* _Task requirements_
Of the lines below, count those containing the word "HTTP". Reply with the number alone.

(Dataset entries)
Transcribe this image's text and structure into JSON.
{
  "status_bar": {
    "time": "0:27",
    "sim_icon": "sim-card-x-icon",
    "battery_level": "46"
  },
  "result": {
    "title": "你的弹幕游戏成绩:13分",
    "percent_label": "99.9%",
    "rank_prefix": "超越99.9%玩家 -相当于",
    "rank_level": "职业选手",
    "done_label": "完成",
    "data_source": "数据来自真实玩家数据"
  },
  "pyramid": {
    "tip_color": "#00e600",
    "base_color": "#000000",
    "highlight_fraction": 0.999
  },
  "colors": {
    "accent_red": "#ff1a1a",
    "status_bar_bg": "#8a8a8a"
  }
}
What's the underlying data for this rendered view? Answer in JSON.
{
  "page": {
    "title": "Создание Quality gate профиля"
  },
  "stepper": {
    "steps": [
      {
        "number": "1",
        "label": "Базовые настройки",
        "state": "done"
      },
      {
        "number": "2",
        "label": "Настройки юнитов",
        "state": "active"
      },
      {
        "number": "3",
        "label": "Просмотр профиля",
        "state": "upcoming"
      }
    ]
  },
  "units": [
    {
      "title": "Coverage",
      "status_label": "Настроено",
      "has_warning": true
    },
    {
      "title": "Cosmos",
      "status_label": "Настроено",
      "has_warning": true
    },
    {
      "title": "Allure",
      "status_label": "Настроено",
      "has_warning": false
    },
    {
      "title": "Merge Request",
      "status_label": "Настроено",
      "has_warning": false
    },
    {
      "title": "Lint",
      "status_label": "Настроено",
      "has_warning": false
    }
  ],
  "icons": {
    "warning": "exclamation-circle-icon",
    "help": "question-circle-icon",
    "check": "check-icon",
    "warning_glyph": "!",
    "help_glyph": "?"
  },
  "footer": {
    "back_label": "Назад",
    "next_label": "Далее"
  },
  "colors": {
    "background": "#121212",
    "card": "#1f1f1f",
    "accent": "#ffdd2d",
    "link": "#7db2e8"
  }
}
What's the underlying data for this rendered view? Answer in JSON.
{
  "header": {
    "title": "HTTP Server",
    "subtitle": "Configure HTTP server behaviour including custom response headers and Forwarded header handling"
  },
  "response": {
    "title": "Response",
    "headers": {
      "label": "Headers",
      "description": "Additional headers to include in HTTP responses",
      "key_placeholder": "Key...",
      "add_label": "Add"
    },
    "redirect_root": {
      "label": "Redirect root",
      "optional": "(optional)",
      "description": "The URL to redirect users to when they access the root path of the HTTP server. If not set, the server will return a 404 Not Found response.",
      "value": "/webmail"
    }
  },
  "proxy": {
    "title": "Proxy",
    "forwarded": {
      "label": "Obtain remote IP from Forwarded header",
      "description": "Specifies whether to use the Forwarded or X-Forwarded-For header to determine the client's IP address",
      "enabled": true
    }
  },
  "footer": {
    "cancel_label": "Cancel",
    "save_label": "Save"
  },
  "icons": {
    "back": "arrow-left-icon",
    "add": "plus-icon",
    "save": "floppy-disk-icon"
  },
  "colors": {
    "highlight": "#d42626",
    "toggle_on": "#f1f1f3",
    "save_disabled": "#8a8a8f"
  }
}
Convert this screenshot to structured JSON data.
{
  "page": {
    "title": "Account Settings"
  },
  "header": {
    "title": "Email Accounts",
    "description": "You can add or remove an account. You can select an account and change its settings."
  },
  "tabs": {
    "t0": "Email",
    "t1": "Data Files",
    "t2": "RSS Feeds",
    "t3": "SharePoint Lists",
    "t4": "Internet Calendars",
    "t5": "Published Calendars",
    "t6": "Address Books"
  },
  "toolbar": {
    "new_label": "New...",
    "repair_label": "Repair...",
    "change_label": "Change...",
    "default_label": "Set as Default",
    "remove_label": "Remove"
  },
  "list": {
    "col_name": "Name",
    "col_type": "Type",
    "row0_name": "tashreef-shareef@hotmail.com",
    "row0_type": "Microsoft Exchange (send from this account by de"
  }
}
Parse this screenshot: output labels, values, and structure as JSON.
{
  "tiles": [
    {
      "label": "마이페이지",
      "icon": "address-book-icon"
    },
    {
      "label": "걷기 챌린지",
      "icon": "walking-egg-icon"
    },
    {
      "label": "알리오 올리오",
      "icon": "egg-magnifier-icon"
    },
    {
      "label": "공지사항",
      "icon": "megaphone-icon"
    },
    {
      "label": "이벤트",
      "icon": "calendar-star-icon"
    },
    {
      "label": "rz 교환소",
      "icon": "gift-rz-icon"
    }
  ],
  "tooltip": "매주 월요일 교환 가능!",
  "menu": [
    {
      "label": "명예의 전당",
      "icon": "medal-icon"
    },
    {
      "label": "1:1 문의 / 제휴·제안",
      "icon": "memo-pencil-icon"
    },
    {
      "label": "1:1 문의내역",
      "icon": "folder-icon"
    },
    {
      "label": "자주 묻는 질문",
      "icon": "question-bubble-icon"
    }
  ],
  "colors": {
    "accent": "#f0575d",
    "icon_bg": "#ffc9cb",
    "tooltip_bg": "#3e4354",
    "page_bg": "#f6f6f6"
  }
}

* _Solution to the problem_
4